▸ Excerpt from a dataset
_ _ _

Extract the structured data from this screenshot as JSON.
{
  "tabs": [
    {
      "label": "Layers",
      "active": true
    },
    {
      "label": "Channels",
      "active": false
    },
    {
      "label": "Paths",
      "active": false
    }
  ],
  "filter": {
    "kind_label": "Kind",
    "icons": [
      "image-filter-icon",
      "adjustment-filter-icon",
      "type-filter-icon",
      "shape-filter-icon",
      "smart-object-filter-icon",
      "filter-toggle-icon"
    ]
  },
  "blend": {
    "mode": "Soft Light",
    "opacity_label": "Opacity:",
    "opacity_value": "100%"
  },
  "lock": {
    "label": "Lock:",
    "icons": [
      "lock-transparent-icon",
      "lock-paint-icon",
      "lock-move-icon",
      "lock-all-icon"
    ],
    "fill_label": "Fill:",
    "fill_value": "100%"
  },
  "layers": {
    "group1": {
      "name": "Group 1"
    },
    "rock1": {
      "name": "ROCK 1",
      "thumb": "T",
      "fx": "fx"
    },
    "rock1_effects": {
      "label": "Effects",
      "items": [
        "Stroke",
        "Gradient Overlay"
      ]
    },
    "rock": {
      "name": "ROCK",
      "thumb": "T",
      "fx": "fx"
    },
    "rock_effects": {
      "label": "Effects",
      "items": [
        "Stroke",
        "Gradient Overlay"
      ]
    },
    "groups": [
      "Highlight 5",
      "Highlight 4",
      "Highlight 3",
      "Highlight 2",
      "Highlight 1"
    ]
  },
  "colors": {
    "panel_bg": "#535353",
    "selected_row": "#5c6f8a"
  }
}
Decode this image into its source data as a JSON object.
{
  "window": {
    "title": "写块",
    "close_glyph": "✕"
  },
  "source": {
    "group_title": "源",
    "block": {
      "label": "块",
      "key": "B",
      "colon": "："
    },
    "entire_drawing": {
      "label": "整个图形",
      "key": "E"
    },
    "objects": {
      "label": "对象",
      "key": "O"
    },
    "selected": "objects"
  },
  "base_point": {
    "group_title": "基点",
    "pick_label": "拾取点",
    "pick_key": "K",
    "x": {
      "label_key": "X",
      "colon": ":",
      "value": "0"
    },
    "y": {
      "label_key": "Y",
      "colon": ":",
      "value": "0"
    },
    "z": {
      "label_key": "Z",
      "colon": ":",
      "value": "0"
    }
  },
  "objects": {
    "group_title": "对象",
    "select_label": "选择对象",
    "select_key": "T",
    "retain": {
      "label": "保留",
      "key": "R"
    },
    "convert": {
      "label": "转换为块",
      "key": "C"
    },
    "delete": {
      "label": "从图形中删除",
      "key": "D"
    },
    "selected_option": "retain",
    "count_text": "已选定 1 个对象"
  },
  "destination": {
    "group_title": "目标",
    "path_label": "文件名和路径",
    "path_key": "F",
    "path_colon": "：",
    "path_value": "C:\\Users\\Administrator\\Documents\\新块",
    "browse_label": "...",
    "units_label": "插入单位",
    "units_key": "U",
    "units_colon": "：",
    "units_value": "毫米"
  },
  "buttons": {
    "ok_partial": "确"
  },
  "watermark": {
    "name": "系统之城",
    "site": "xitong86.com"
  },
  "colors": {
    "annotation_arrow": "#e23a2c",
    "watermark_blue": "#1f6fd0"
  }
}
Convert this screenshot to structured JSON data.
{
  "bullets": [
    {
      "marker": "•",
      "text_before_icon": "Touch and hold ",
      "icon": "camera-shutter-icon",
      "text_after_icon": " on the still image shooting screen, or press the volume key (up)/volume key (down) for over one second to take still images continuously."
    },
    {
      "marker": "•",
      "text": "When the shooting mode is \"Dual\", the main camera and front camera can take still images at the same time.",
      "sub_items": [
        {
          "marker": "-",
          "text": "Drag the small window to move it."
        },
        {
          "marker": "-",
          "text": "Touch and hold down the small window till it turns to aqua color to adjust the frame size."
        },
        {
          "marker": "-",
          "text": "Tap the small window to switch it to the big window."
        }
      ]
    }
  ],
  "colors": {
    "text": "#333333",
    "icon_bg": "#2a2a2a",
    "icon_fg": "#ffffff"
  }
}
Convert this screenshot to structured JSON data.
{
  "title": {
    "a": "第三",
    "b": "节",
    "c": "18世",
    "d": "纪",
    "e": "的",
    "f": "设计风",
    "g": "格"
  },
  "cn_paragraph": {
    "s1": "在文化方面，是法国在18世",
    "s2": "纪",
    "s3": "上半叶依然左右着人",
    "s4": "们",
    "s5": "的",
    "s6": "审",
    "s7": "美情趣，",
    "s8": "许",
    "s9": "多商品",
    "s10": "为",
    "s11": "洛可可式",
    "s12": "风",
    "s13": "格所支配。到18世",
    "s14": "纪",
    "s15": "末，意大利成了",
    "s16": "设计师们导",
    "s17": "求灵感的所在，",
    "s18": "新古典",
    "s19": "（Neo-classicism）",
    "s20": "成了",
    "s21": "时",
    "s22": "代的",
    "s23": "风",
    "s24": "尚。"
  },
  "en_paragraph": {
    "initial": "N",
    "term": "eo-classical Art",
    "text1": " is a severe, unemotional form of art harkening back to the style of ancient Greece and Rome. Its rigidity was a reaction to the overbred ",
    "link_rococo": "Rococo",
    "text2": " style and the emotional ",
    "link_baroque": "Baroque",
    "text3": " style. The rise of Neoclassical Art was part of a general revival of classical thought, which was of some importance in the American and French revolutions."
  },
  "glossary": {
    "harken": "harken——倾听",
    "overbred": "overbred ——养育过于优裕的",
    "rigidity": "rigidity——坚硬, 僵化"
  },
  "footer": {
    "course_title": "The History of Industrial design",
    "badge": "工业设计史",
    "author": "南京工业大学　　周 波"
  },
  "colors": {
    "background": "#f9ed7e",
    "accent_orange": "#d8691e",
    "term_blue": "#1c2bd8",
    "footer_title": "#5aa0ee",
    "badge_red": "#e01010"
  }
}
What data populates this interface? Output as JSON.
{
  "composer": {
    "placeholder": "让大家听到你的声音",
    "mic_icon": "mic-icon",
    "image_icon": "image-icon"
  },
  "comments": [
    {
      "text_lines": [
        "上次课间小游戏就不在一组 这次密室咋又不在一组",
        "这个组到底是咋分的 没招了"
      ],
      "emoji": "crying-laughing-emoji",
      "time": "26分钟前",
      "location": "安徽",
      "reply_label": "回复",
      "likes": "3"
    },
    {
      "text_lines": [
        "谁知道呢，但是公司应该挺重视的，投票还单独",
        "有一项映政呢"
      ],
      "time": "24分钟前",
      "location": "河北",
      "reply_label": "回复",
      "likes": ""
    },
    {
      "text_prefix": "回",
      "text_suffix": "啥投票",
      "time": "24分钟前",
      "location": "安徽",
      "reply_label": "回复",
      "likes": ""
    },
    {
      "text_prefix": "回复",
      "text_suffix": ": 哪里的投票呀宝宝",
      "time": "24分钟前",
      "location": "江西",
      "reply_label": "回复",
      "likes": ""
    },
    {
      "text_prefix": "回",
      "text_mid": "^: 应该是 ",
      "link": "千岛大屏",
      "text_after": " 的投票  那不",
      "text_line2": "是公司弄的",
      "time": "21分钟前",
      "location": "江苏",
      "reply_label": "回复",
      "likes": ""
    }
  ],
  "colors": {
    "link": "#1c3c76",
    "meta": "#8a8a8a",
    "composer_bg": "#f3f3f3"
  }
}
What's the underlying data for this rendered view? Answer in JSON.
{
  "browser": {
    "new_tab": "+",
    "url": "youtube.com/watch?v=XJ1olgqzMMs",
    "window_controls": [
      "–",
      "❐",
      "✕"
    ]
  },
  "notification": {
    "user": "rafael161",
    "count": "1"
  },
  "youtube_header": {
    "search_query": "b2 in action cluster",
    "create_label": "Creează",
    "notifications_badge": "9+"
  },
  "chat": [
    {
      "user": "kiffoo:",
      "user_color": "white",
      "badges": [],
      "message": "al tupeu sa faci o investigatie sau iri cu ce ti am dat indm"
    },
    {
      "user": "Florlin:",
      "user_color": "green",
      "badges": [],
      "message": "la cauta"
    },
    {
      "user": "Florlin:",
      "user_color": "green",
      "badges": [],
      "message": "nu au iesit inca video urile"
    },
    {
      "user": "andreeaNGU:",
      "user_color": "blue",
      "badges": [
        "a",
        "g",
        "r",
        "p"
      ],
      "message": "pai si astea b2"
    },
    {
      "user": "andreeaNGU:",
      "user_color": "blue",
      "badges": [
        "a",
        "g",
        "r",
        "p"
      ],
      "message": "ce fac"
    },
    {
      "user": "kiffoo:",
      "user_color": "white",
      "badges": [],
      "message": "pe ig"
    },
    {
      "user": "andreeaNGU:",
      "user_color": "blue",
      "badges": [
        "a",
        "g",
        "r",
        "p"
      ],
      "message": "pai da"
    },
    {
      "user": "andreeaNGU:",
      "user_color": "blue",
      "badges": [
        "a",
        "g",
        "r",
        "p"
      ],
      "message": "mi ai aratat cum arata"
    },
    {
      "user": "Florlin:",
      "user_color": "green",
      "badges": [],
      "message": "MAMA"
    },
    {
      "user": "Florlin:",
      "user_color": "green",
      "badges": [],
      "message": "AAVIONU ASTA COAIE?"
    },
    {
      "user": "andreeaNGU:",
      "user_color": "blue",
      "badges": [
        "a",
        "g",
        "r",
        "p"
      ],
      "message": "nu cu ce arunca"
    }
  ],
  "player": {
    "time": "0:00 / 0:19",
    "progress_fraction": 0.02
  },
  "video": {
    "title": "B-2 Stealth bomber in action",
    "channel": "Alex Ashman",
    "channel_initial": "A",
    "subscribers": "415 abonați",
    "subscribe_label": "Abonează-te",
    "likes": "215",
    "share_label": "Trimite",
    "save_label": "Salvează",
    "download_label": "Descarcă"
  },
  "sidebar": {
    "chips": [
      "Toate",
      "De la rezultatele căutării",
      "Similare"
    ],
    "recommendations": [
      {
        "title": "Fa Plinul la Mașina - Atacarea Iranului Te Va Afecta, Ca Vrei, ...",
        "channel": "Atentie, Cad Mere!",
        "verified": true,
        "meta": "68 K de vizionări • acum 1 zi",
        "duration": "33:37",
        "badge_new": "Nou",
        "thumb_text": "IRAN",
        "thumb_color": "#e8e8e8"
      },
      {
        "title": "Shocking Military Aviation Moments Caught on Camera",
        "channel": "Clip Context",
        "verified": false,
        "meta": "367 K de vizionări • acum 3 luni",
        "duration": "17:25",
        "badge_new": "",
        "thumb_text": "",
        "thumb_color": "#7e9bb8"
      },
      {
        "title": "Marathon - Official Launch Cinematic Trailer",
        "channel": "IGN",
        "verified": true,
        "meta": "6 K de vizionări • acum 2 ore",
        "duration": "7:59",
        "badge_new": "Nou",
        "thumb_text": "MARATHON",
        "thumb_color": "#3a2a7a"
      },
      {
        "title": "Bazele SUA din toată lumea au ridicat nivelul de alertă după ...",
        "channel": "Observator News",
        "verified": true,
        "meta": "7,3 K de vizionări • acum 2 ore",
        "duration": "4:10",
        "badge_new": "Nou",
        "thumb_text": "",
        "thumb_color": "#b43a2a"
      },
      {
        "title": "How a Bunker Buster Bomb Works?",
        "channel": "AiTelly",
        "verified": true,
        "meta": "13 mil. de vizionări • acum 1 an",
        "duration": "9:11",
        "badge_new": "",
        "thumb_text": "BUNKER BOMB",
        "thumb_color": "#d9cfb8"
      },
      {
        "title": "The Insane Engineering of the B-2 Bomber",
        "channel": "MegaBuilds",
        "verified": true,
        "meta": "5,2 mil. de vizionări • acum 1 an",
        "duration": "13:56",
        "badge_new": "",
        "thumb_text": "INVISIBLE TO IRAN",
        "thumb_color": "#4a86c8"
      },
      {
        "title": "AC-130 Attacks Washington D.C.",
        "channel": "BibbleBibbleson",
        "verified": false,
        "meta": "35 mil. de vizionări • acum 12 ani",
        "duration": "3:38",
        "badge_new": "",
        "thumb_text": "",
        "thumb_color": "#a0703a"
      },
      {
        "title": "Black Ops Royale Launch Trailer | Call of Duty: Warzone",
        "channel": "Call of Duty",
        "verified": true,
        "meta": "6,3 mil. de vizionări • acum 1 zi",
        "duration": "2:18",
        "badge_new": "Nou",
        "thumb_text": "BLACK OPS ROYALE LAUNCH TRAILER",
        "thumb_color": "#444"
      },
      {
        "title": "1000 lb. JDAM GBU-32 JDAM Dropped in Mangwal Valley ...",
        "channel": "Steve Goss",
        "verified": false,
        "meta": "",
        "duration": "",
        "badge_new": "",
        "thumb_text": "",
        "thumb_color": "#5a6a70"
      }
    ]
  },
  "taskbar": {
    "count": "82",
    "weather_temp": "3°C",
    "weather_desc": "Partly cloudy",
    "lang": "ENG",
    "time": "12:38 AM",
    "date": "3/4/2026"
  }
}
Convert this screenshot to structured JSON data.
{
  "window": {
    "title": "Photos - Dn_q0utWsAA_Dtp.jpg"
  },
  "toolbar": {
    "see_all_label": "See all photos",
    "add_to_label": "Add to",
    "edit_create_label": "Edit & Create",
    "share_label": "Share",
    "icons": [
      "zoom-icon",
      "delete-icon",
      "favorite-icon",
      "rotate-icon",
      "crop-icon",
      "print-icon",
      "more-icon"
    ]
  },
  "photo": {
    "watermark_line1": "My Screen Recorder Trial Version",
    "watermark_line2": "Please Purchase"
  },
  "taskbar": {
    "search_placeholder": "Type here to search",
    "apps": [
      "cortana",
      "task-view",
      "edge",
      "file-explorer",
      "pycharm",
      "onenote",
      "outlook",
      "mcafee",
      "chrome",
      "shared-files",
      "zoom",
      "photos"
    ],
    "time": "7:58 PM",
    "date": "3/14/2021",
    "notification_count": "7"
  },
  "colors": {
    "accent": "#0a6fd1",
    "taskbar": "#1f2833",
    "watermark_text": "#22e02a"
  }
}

_ _ _

▸ DIRECTIVE
Wherever the word "view" occurs in a line of the listing, copy that line.

▸ RESULT OF THE EXERCISE
What's the underlying data for this rendered view? Answer in JSON.
      "task-view",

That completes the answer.